● TASK DETAILS:
Below are entries. Pull out all lines containing "Institute".
━━━━━━━━━━━━━━━━
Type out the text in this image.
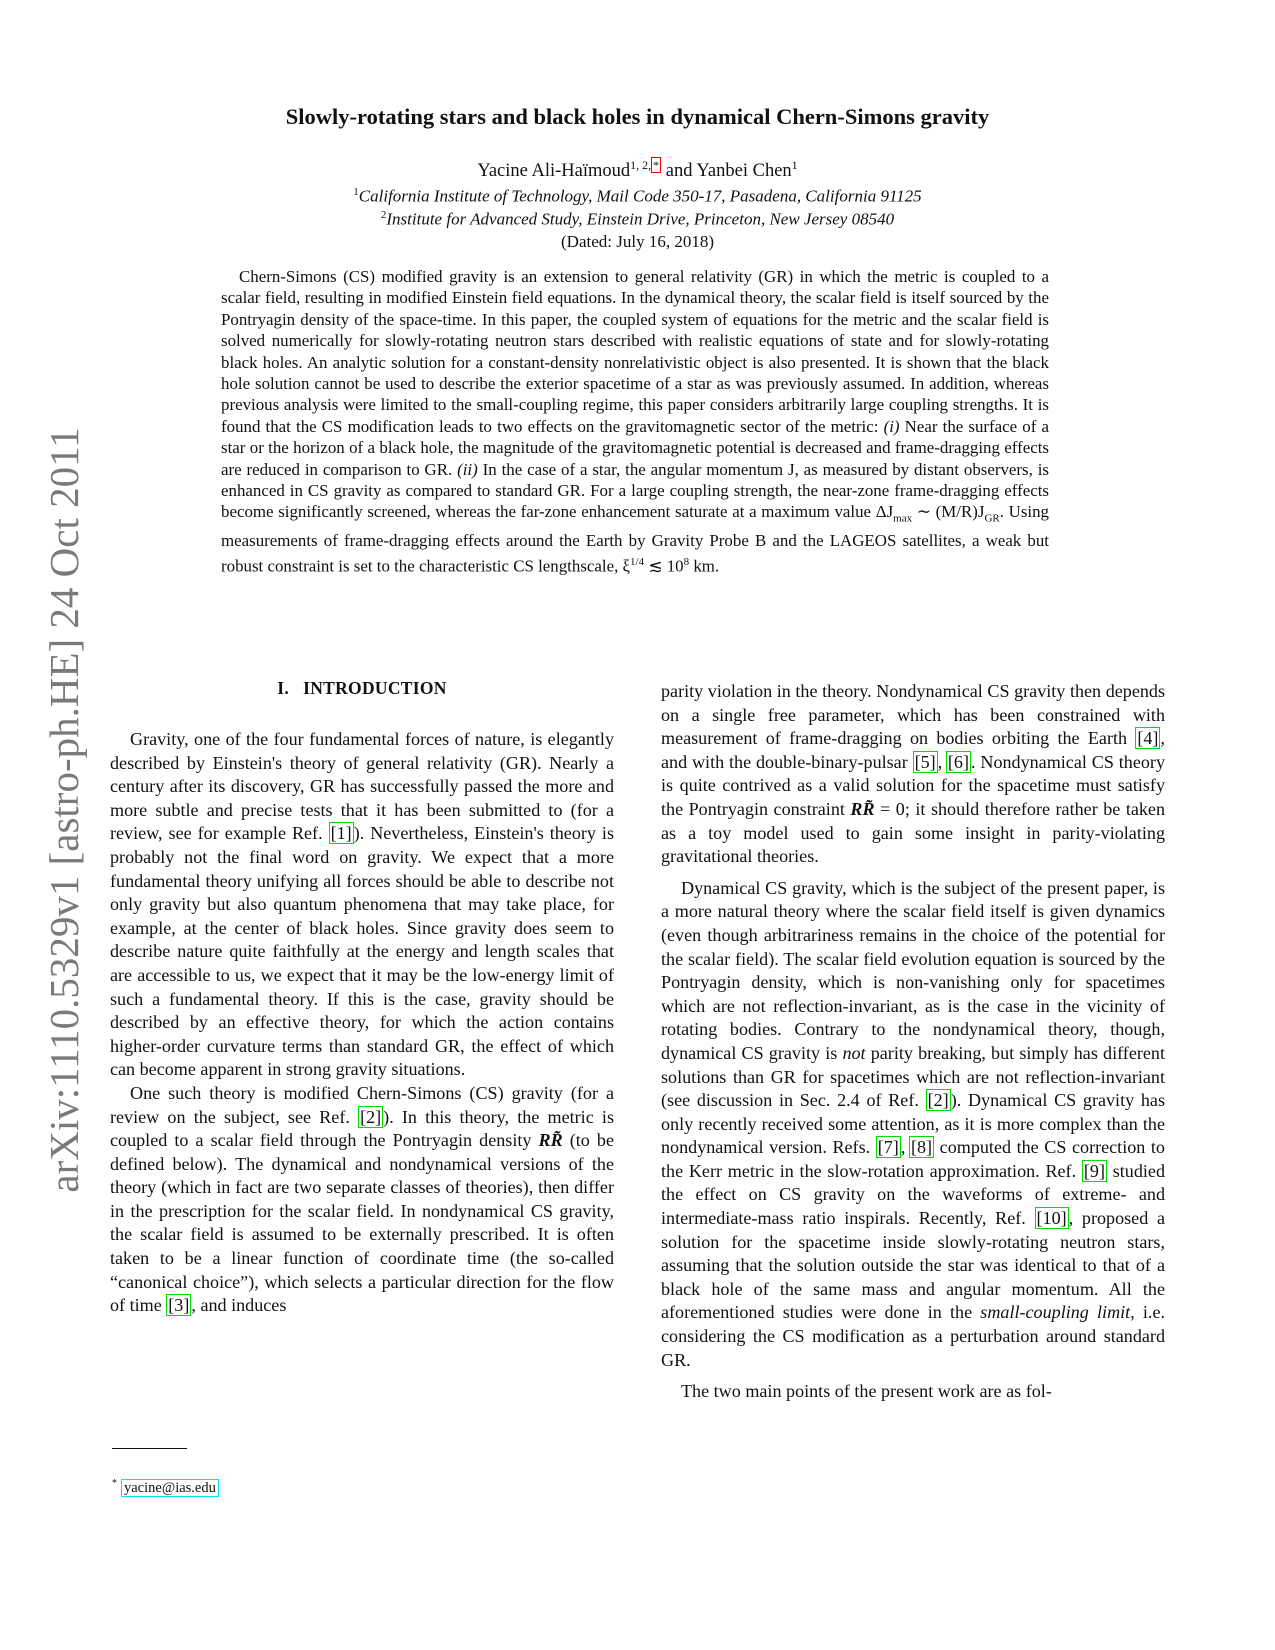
arXiv:1110.5329v1 [astro-ph.HE] 24 Oct 2011
Slowly-rotating stars and black holes in dynamical Chern-Simons gravity
Yacine Ali-Haïmoud$^{1, 2,}$ * and Yanbei Chen$^1$
$^1$California Institute of Technology, Mail Code 350-17, Pasadena, California 91125
$^2$Institute for Advanced Study, Einstein Drive, Princeton, New Jersey 08540
(Dated: July 16, 2018)
Chern-Simons (CS) modified gravity is an extension to general relativity (GR) in which the metric is coupled to a scalar field, resulting in modified Einstein field equations. In the dynamical theory, the scalar field is itself sourced by the Pontryagin density of the space-time. In this paper, the coupled system of equations for the metric and the scalar field is solved numerically for slowly-rotating neutron stars described with realistic equations of state and for slowly-rotating black holes. An analytic solution for a constant-density nonrelativistic object is also presented. It is shown that the black hole solution cannot be used to describe the exterior spacetime of a star as was previously assumed. In addition, whereas previous analysis were limited to the small-coupling regime, this paper considers arbitrarily large coupling strengths. It is found that the CS modification leads to two effects on the gravitomagnetic sector of the metric: (i) Near the surface of a star or the horizon of a black hole, the magnitude of the gravitomagnetic potential is decreased and frame-dragging effects are reduced in comparison to GR. (ii) In the case of a star, the angular momentum J, as measured by distant observers, is enhanced in CS gravity as compared to standard GR. For a large coupling strength, the near-zone frame-dragging effects become significantly screened, whereas the far-zone enhancement saturate at a maximum value $\Delta J_{max}$ ∼ $(M/R)J_{GR}$. Using measurements of frame-dragging effects around the Earth by Gravity Probe B and the LAGEOS satellites, a weak but robust constraint is set to the characteristic CS lengthscale, $\xi^{1/4}$ ≲ $10^8$ km.
I.   INTRODUCTION

Gravity, one of the four fundamental forces of nature, is elegantly described by Einstein's theory of general relativity (GR). Nearly a century after its discovery, GR has successfully passed the more and more subtle and precise tests that it has been submitted to (for a review, see for example Ref. [1] ). Nevertheless, Einstein's theory is probably not the final word on gravity. We expect that a more fundamental theory unifying all forces should be able to describe not only gravity but also quantum phenomena that may take place, for example, at the center of black holes. Since gravity does seem to describe nature quite faithfully at the energy and length scales that are accessible to us, we expect that it may be the low-energy limit of such a fundamental theory. If this is the case, gravity should be described by an effective theory, for which the action contains higher-order curvature terms than standard GR, the effect of which can become apparent in strong gravity situations.

One such theory is modified Chern-Simons (CS) gravity (for a review on the subject, see Ref. [2] ). In this theory, the metric is coupled to a scalar field through the Pontryagin density RR̃ (to be defined below). The dynamical and nondynamical versions of the theory (which in fact are two separate classes of theories), then differ in the prescription for the scalar field. In nondynamical CS gravity, the scalar field is assumed to be externally prescribed. It is often taken to be a linear function of coordinate time (the so-called “canonical choice”), which selects a particular direction for the flow of time [3] , and induces

parity violation in the theory. Nondynamical CS gravity then depends on a single free parameter, which has been constrained with measurement of frame-dragging on bodies orbiting the Earth [4] , and with the double-binary-pulsar [5] , [6] . Nondynamical CS theory is quite contrived as a valid solution for the spacetime must satisfy the Pontryagin constraint RR̃ = 0; it should therefore rather be taken as a toy model used to gain some insight in parity-violating gravitational theories.

Dynamical CS gravity, which is the subject of the present paper, is a more natural theory where the scalar field itself is given dynamics (even though arbitrariness remains in the choice of the potential for the scalar field). The scalar field evolution equation is sourced by the Pontryagin density, which is non-vanishing only for spacetimes which are not reflection-invariant, as is the case in the vicinity of rotating bodies. Contrary to the nondynamical theory, though, dynamical CS gravity is not parity breaking, but simply has different solutions than GR for spacetimes which are not reflection-invariant (see discussion in Sec. 2.4 of Ref. [2] ). Dynamical CS gravity has only recently received some attention, as it is more complex than the nondynamical version. Refs. [7] , [8] computed the CS correction to the Kerr metric in the slow-rotation approximation. Ref. [9] studied the effect on CS gravity on the waveforms of extreme- and intermediate-mass ratio inspirals. Recently, Ref. [10] , proposed a solution for the spacetime inside slowly-rotating neutron stars, assuming that the solution outside the star was identical to that of a black hole of the same mass and angular momentum. All the aforementioned studies were done in the small-coupling limit, i.e. considering the CS modification as a perturbation around standard GR.

The two main points of the present work are as fol-

* yacine@ias.edu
━━━━━━━━━━━━━━━━
● RESULT OF THIS TASK:
$^1$California Institute of Technology, Mail Code 350-17, Pasadena, California 91125
$^2$Institute for Advanced Study, Einstein Drive, Princeton, New Jersey 08540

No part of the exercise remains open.